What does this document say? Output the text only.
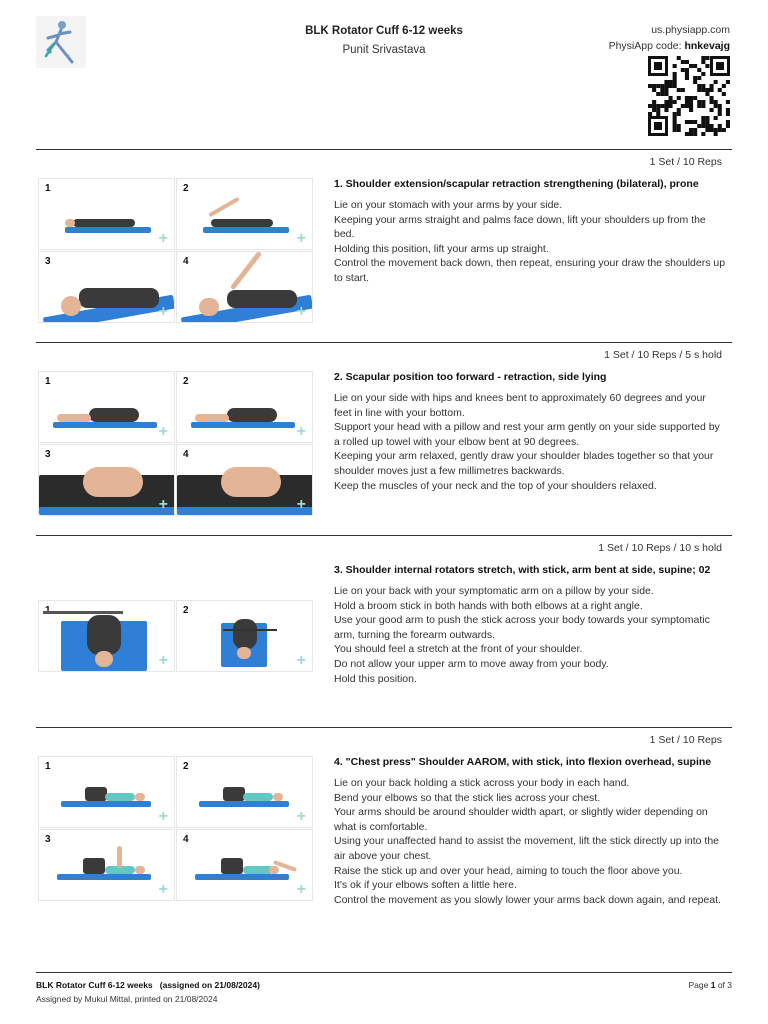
BLK Rotator Cuff 6-12 weeks
Punit Srivastava
us.physiapp.com
PhysiApp code: hnkevajg
1 Set / 10 Reps
1
+
2
+
3
+
4
+
1. Shoulder extension/scapular retraction strengthening (bilateral), prone

Lie on your stomach with your arms by your side.

Keeping your arms straight and palms face down, lift your shoulders up from the bed.

Holding this position, lift your arms up straight.

Control the movement back down, then repeat, ensuring your draw the shoulders up to start.

1 Set / 10 Reps / 5 s hold
1
+
2
+
3
+
4
+
2. Scapular position too forward - retraction, side lying

Lie on your side with hips and knees bent to approximately 60 degrees and your feet in line with your bottom.

Support your head with a pillow and rest your arm gently on your side supported by a rolled up towel with your elbow bent at 90 degrees.

Keeping your arm relaxed, gently draw your shoulder blades together so that your shoulder moves just a few millimetres backwards.

Keep the muscles of your neck and the top of your shoulders relaxed.

1 Set / 10 Reps / 10 s hold
+
2
+
3. Shoulder internal rotators stretch, with stick, arm bent at side, supine; 02

Lie on your back with your symptomatic arm on a pillow by your side.

Hold a broom stick in both hands with both elbows at a right angle.

Use your good arm to push the stick across your body towards your symptomatic arm, turning the forearm outwards.

You should feel a stretch at the front of your shoulder.

Do not allow your upper arm to move away from your body.

Hold this position.

1 Set / 10 Reps
1
+
2
+
3
+
4
+
4. "Chest press" Shoulder AAROM, with stick, into flexion overhead, supine

Lie on your back holding a stick across your body in each hand.

Bend your elbows so that the stick lies across your chest.

Your arms should be around shoulder width apart, or slightly wider depending on what is comfortable.

Using your unaffected hand to assist the movement, lift the stick directly up into the air above your chest.

Raise the stick up and over your head, aiming to touch the floor above you.

It's ok if your elbows soften a little here.

Control the movement as you slowly lower your arms back down again, and repeat.

BLK Rotator Cuff 6-12 weeks (assigned on 21/08/2024)
Assigned by Mukul Mittal, printed on 21/08/2024
Page 1 of 3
──────────
» **Your task**: Looking at the material above, count the lines containing the string "movement" and reply with the count alone.

» **Solution for this exercise**: 3